** Work instructions **
Examine the material below. Gather every line in which the string "C₆H₁₂O₆" appears.

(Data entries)
------------------------------

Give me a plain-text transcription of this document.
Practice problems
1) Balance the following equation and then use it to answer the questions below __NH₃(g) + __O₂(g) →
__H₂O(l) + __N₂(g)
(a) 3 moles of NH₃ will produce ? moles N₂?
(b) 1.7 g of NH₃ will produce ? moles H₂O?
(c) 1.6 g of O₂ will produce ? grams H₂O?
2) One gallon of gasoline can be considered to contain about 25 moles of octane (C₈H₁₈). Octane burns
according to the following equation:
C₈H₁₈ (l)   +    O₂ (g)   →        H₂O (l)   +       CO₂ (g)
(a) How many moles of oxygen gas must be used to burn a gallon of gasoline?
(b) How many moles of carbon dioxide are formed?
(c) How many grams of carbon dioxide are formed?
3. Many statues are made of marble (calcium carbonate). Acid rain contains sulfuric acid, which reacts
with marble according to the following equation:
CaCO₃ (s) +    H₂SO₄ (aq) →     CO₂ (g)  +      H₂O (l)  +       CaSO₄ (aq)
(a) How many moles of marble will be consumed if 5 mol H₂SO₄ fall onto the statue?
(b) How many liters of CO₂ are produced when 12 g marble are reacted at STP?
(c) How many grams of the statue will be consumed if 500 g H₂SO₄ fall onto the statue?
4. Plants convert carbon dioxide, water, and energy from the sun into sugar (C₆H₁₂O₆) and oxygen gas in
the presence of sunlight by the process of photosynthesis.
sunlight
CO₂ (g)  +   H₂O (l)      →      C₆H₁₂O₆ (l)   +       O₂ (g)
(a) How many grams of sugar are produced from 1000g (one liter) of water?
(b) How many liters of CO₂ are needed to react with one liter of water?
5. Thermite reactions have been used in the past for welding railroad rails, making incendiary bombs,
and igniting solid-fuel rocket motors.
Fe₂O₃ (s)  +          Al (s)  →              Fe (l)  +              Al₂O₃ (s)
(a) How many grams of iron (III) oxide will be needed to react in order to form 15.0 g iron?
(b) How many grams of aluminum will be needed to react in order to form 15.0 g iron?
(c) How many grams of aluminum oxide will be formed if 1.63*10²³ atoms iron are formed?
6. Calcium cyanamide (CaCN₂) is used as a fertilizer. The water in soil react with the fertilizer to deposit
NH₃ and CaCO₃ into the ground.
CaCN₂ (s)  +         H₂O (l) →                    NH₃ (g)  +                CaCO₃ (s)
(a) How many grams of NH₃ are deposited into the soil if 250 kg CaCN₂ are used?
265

------------------------------

** Finished answer **
4. Plants convert carbon dioxide, water, and energy from the sun into sugar (C₆H₁₂O₆) and oxygen gas in
CO₂ (g)  +   H₂O (l)      →      C₆H₁₂O₆ (l)   +       O₂ (g)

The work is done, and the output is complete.